** Work to do **
Can you write out again, character for character, the lines in the entries below, from the line with "- leader-line-bermuda: [577, 195, 585, 236]" up to and including the line with "- slice-label-irlanda: İrlanda"?

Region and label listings
====================
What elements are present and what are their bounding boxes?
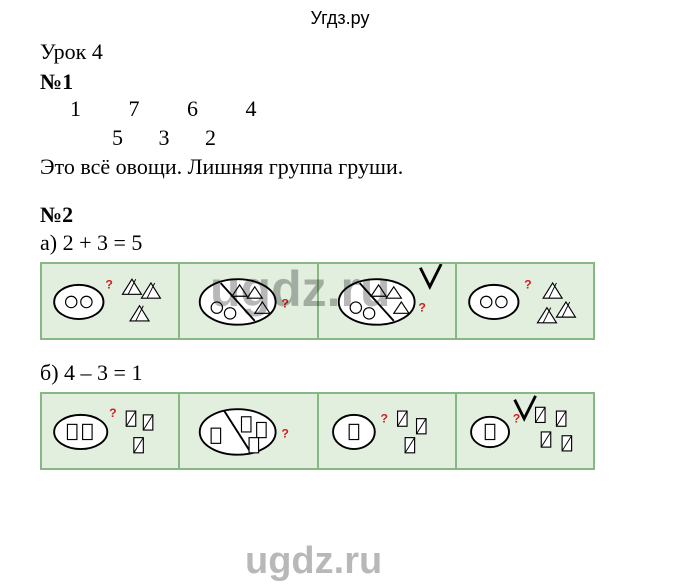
svg-text:?: ? <box>380 412 388 426</box>
lesson-title: Урок 4 <box>40 39 640 65</box>
svg-text:?: ? <box>109 406 117 420</box>
task2-block: №2 а) 2 + 3 = 5 ? <box>40 202 640 470</box>
panel-a4: ? <box>457 262 595 340</box>
triangle-group <box>122 279 160 321</box>
panel-a2: ? <box>180 262 318 340</box>
panel-b1: ? <box>40 392 180 470</box>
panel-a3: ? <box>319 262 457 340</box>
row-b-panels: ? <box>40 392 595 470</box>
top-site-link[interactable]: Угдз.ру <box>0 0 680 29</box>
task2b-equation: б) 4 – 3 = 1 <box>40 360 640 386</box>
svg-text:?: ? <box>418 301 426 315</box>
svg-text:?: ? <box>282 297 290 311</box>
watermark: ugdz.ru <box>245 540 382 583</box>
task1-row2: 5 3 2 <box>112 124 640 153</box>
task1-row1: 1 7 6 4 <box>70 95 640 124</box>
panel-b2: ? <box>180 392 318 470</box>
content: Урок 4 №1 1 7 6 4 5 3 2 Это всё овощи. Л… <box>0 29 680 470</box>
panel-a1: ? <box>40 262 180 340</box>
checkmark-icon <box>420 264 441 287</box>
svg-text:?: ? <box>513 412 521 426</box>
task2a-eq: 2 + 3 = 5 <box>63 230 143 255</box>
num: 5 <box>112 125 123 150</box>
row-a-panels: ? <box>40 262 595 340</box>
task2a-equation: а) 2 + 3 = 5 <box>40 230 640 256</box>
num: 4 <box>246 96 257 121</box>
task2b-label: б) <box>40 360 59 385</box>
num: 7 <box>129 96 140 121</box>
num: 1 <box>70 96 81 121</box>
task1-answer: Это всё овощи. Лишняя группа груши. <box>40 154 640 180</box>
svg-text:?: ? <box>282 427 290 441</box>
task2b-eq: 4 – 3 = 1 <box>64 360 142 385</box>
panel-b4: ? <box>457 392 595 470</box>
task2-number: №2 <box>40 202 640 228</box>
svg-text:?: ? <box>524 278 532 292</box>
panel-b3: ? <box>319 392 457 470</box>
task2a-label: а) <box>40 230 57 255</box>
num: 2 <box>205 125 216 150</box>
task1-number: №1 <box>40 69 640 95</box>
svg-text:?: ? <box>105 278 113 292</box>
num: 3 <box>159 125 170 150</box>
task1-numbers: 1 7 6 4 5 3 2 <box>70 95 640 152</box>
num: 6 <box>187 96 198 121</box>
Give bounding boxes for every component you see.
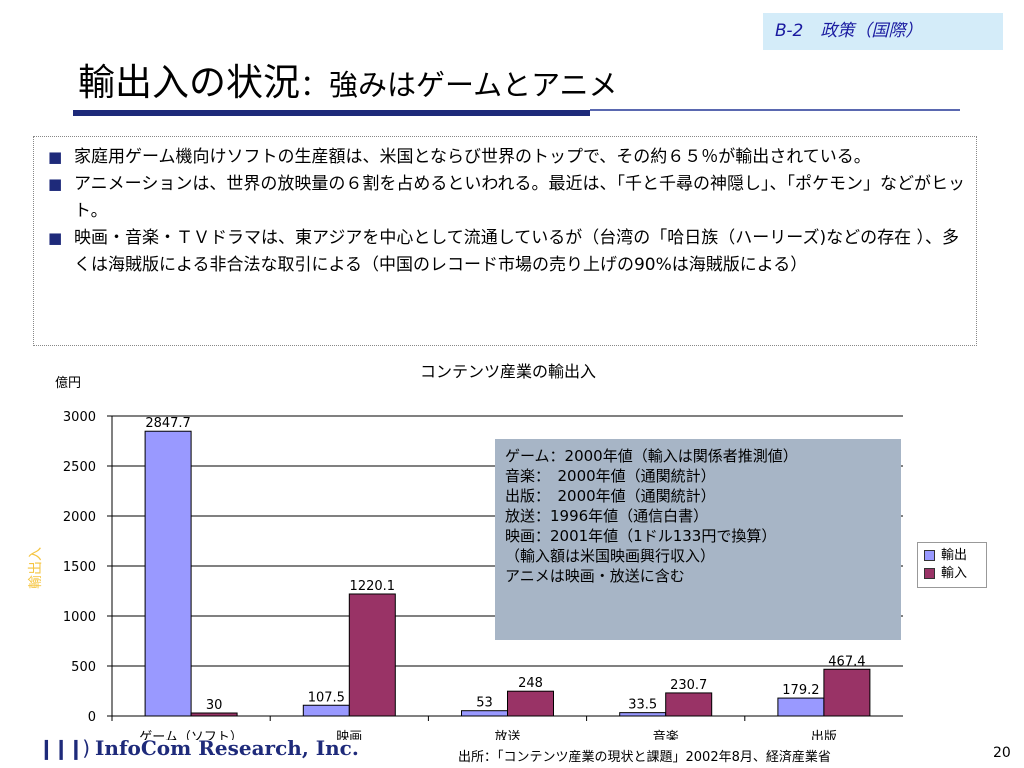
logo-text: InfoCom Research, Inc. (95, 736, 359, 760)
bar-value-label: 2847.7 (145, 416, 191, 431)
bullet-item: ■ アニメーションは、世界の放映量の６割を占めるといわれる。最近は、「千と千尋の… (46, 171, 966, 225)
bar-import (507, 690, 554, 717)
bar-value-label: 107.5 (308, 690, 345, 705)
x-category-label: 映画 (336, 730, 362, 740)
bar-value-label: 467.4 (828, 654, 865, 669)
chart-note-line: アニメは映画・放送に含む (505, 567, 685, 585)
title-rule-thin (590, 109, 960, 111)
title-rule-thick (73, 110, 590, 116)
source-note: 出所：「コンテンツ産業の現状と課題」2002年8月、経済産業省 (458, 750, 831, 765)
x-category-label: 出版 (811, 730, 837, 740)
x-category-label: ゲーム（ソフト） (139, 730, 243, 740)
chart-note-line: 出版： 2000年値（通関統計） (505, 487, 716, 505)
bullet-square-icon: ■ (48, 175, 63, 193)
bar-value-label: 33.5 (628, 698, 657, 713)
section-tag: B-2 政策（国際） (763, 13, 1003, 50)
chart-note-line: 映画：2001年値（1ドル133円で換算） (505, 527, 777, 545)
page-title: 輸出入の状況：強みはゲームとアニメ (78, 52, 618, 106)
bullet-text: アニメーションは、世界の放映量の６割を占めるといわれる。最近は、「千と千尋の神隠… (74, 174, 965, 221)
bullet-square-icon: ■ (48, 229, 63, 247)
bar-value-label: 248 (518, 676, 543, 691)
bullet-textbox: ■ 家庭用ゲーム機向けソフトの生産額は、米国とならび世界のトップで、その約６５％… (33, 136, 977, 346)
chart-note-line: ゲーム：2000年値（輸入は関係者推測値） (505, 447, 798, 465)
bullet-item: ■ 家庭用ゲーム機向けソフトの生産額は、米国とならび世界のトップで、その約６５％… (46, 144, 966, 171)
x-category-label: 音楽 (653, 729, 679, 740)
page-title-main: 輸出入の状況 (78, 61, 300, 104)
y-tick-label: 3000 (63, 410, 96, 425)
y-tick-label: 0 (88, 710, 96, 725)
bullet-text: 家庭用ゲーム機向けソフトの生産額は、米国とならび世界のトップで、その約６５％が輸… (74, 147, 871, 167)
bar-value-label: 53 (476, 696, 493, 711)
y-unit-label: 億円 (55, 375, 81, 391)
bar-value-label: 230.7 (670, 678, 707, 693)
legend-label-import: 輸入 (941, 566, 968, 581)
bar-import (348, 593, 396, 717)
legend-entry-import: 輸入 (924, 565, 986, 583)
bar-import (823, 668, 871, 717)
legend-label-export: 輸出 (941, 548, 968, 563)
bar-export (302, 704, 350, 717)
page-number: 20 (993, 745, 1011, 761)
bullet-item: ■ 映画・音楽・ＴＶドラマは、東アジアを中心として流通しているが（台湾の「哈日族… (46, 225, 966, 279)
chart-note-line: （輸入額は米国映画興行収入） (505, 547, 716, 565)
y-axis-label: 輸出入 (28, 547, 44, 589)
legend-entry-export: 輸出 (924, 547, 986, 565)
y-tick-label: 1500 (63, 560, 96, 575)
company-logo: ❙❙❙) InfoCom Research, Inc. (38, 736, 359, 760)
bar-value-label: 179.2 (782, 683, 819, 698)
bar-import (190, 712, 238, 717)
y-tick-label: 500 (71, 660, 96, 675)
chart-title: コンテンツ産業の輸出入 (420, 362, 596, 381)
bar-export (619, 712, 667, 717)
bullet-text: 映画・音楽・ＴＶドラマは、東アジアを中心として流通しているが（台湾の「哈日族（ハ… (74, 228, 959, 275)
bar-export (777, 697, 825, 717)
chart-note-line: 音楽： 2000年値（通関統計） (505, 467, 716, 485)
page-title-sub: ：強みはゲームとアニメ (300, 68, 618, 102)
bar-value-label: 30 (206, 698, 223, 713)
bar-export (461, 710, 508, 717)
bar-import (665, 692, 713, 717)
logo-mark-icon: ❙❙❙) (38, 736, 90, 760)
bar-export (144, 430, 192, 717)
chart-notes-box: ゲーム：2000年値（輸入は関係者推測値） 音楽： 2000年値（通関統計） 出… (495, 439, 901, 640)
legend-swatch-import (924, 568, 935, 579)
chart-note-line: 放送：1996年値（通信白書） (505, 507, 709, 525)
y-tick-label: 1000 (63, 610, 96, 625)
bullet-square-icon: ■ (48, 148, 63, 166)
chart-legend: 輸出 輸入 (917, 542, 987, 588)
legend-swatch-export (924, 550, 935, 561)
y-tick-label: 2000 (63, 510, 96, 525)
x-category-label: 放送 (494, 730, 520, 740)
y-tick-label: 2500 (63, 460, 96, 475)
bar-value-label: 1220.1 (350, 579, 396, 594)
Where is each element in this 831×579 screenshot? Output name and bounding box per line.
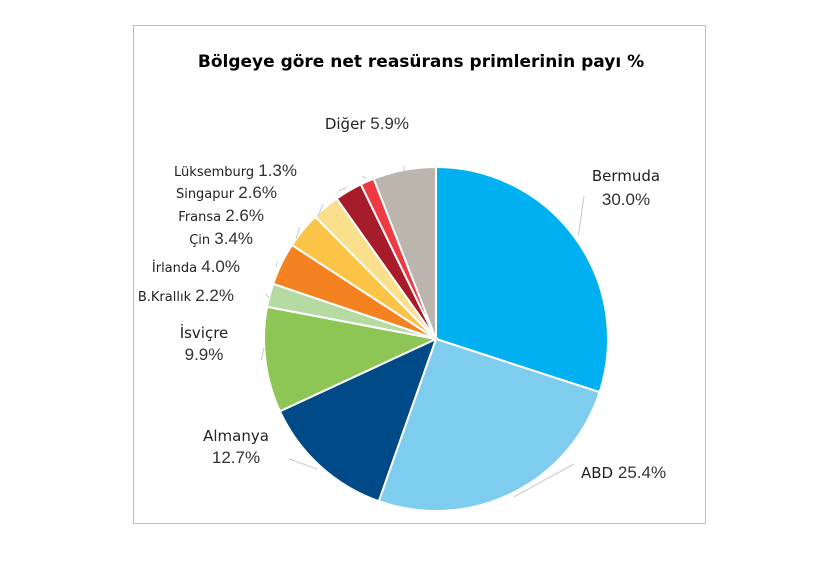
- leader-line-bermuda: [577, 195, 585, 236]
- pie-slice-isvicre: [263, 305, 440, 413]
- slice-label-almanya: Almanya: [203, 427, 269, 445]
- slice-label-fransa: Fransa 2.6%: [178, 206, 264, 225]
- pie-slices: [263, 165, 609, 512]
- leader-line-luksemburg: [361, 176, 366, 179]
- leader-lines: [260, 165, 585, 498]
- slice-label-irlanda: İrlanda 4.0%: [152, 257, 240, 276]
- slice-label-luksemburg: Lüksemburg 1.3%: [174, 161, 297, 180]
- leader-line-b-krallik: [265, 293, 270, 299]
- slice-label-isvicre: İsviçre: [180, 323, 229, 342]
- leader-line-fransa: [317, 203, 324, 217]
- slice-label-cin: Çin 3.4%: [189, 229, 253, 248]
- leader-line-isvicre: [260, 347, 265, 361]
- slice-value-bermuda: 30.0%: [602, 190, 650, 209]
- leader-line-irlanda: [275, 261, 279, 268]
- chart-title: Bölgeye göre net reasürans primlerinin p…: [198, 52, 644, 72]
- slice-value-irlanda: 4.0%: [201, 257, 240, 276]
- slice-labels: Bermuda 30.0% ABD 25.4% Almanya 12.7% İsviçre…: [138, 114, 666, 482]
- leader-line-singapur: [338, 187, 347, 192]
- slice-label-abd: ABD 25.4%: [581, 463, 666, 482]
- pie-slice-almanya: [278, 337, 438, 503]
- slice-value-diger: 5.9%: [370, 114, 409, 133]
- chart-frame: Bölgeye göre net reasürans primlerinin p…: [133, 25, 706, 524]
- slice-value-abd: 25.4%: [618, 463, 666, 482]
- slice-label-b-krallik: B.Krallık 2.2%: [138, 286, 234, 305]
- slice-value-almanya: 12.7%: [212, 448, 260, 467]
- pie-slice-bermuda: [435, 165, 609, 394]
- slice-value-b-krallik: 2.2%: [195, 286, 234, 305]
- pie-chart: Bölgeye göre net reasürans primlerinin p…: [138, 52, 666, 512]
- leader-line-cin: [295, 227, 301, 240]
- slice-value-singapur: 2.6%: [238, 183, 277, 202]
- slice-value-isvicre: 9.9%: [185, 345, 224, 364]
- slice-label-singapur: Singapur 2.6%: [176, 183, 277, 202]
- leader-line-abd: [513, 463, 575, 498]
- slice-value-fransa: 2.6%: [225, 206, 264, 225]
- slice-value-luksemburg: 1.3%: [258, 161, 297, 180]
- slice-value-cin: 3.4%: [214, 229, 253, 248]
- pie-slice-abd: [377, 337, 601, 512]
- slice-label-bermuda: Bermuda: [592, 167, 660, 185]
- slice-label-diger: Diğer 5.9%: [325, 114, 409, 133]
- leader-line-almanya: [288, 458, 318, 470]
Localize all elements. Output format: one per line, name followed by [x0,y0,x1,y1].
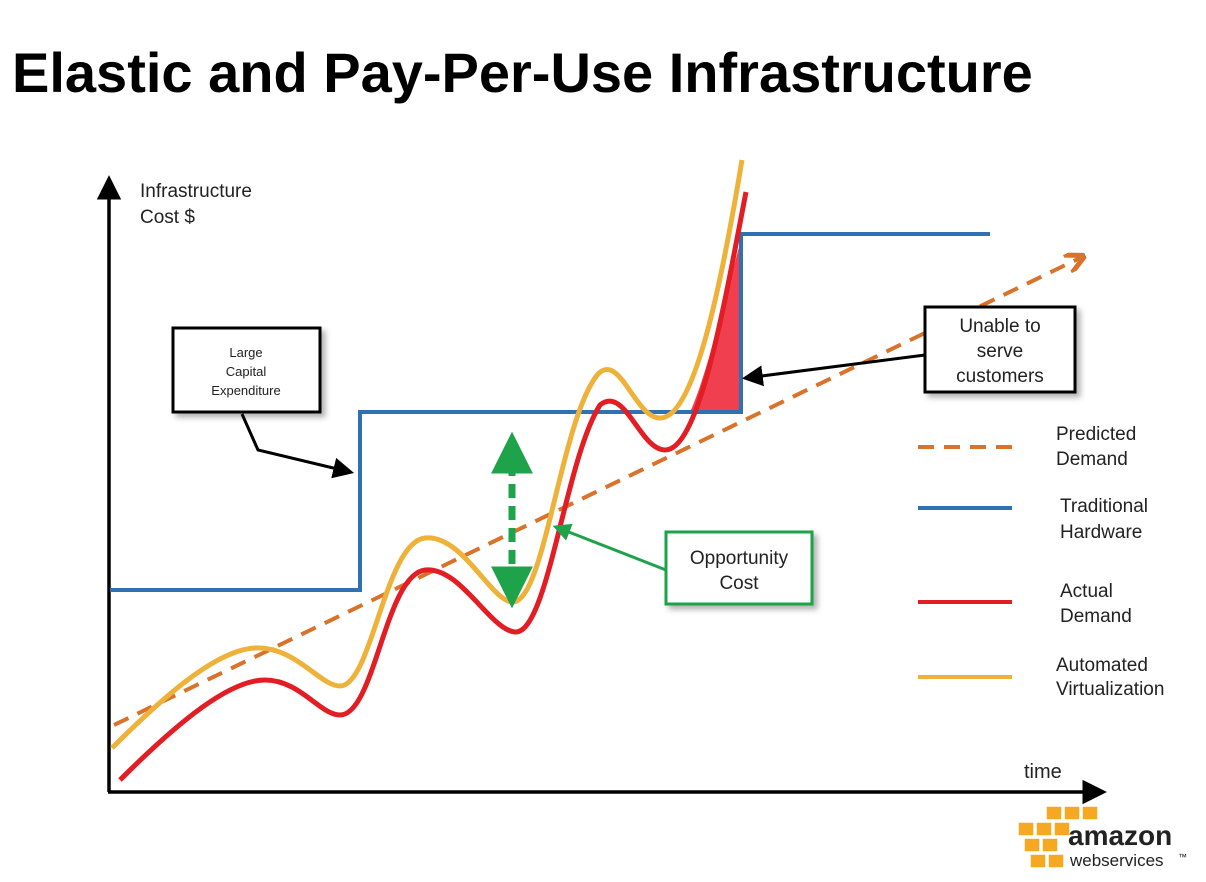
legend-label-predicted-2: Demand [1056,449,1128,470]
y-axis-label-line1: Infrastructure [140,181,252,202]
callout-capex-box [171,326,322,414]
callout-capex-line1: Large [229,345,262,360]
aws-logo-tm: ™ [1178,852,1187,862]
y-axis-label-line2: Cost $ [140,207,195,228]
aws-logo-cubes-icon [1017,805,1099,869]
slide-title: Elastic and Pay-Per-Use Infrastructure [12,41,1033,104]
series-automated-virtualization [110,159,745,750]
callout-unable: Unable to serve customers [741,305,1077,394]
legend: Predicted Demand Traditional Hardware Ac… [918,424,1164,700]
callout-unable-line3: customers [956,366,1044,387]
legend-label-traditional-2: Hardware [1060,522,1142,543]
callout-unable-line2: serve [977,341,1023,362]
x-axis-label: time [1024,761,1062,783]
legend-label-actual-1: Actual [1060,581,1113,602]
callout-capex-line2: Capital [226,364,267,379]
unserved-demand-area [690,232,743,412]
callout-unable-box [923,305,1077,394]
aws-logo: amazon webservices ™ [1017,805,1187,870]
callout-opportunity: Opportunity Cost [552,523,814,606]
legend-label-automated-2: Virtualization [1056,679,1164,700]
legend-label-traditional-1: Traditional [1060,496,1148,517]
callout-opportunity-line1: Opportunity [690,548,789,569]
aws-logo-word-webservices: webservices [1069,851,1164,870]
legend-label-predicted-1: Predicted [1056,424,1136,445]
callout-capex: Large Capital Expenditure [171,326,355,479]
series-actual-demand [118,191,749,782]
callout-unable-pointer [741,353,926,387]
callout-unable-line1: Unable to [959,316,1040,337]
axes: Infrastructure Cost $ time [96,175,1107,805]
aws-logo-word-amazon: amazon [1068,820,1172,851]
legend-item-automated-virtualization: Automated Virtualization [918,655,1164,700]
legend-item-actual-demand: Actual Demand [918,581,1132,627]
legend-label-automated-1: Automated [1056,655,1148,676]
callout-opportunity-box [664,530,814,606]
legend-label-actual-2: Demand [1060,606,1132,627]
callout-opportunity-pointer [552,523,667,572]
legend-item-predicted-demand: Predicted Demand [918,424,1136,470]
callout-opportunity-line2: Cost [719,573,759,594]
callout-capex-pointer [240,413,355,479]
series-traditional-hardware [110,232,990,592]
series-predicted-demand [113,258,1080,727]
callout-capex-line3: Expenditure [211,383,280,398]
legend-item-traditional-hardware: Traditional Hardware [918,496,1148,543]
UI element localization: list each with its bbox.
====================
** Right answer **
- leader-line-bermuda: [577, 195, 585, 236]
- pie-slice-isvicre: [263, 305, 440, 413]
- slice-label-almanya: Almanya: [203, 427, 269, 445]
- slice-label-fransa: Fransa 2.6%: [178, 206, 264, 225]
- pie-slices: [263, 165, 609, 512]
- leader-line-luksemburg: [361, 176, 366, 179]
- leader-lines: [260, 165, 585, 498]
- slice-label-irlanda: İrlanda 4.0%: [152, 257, 240, 276]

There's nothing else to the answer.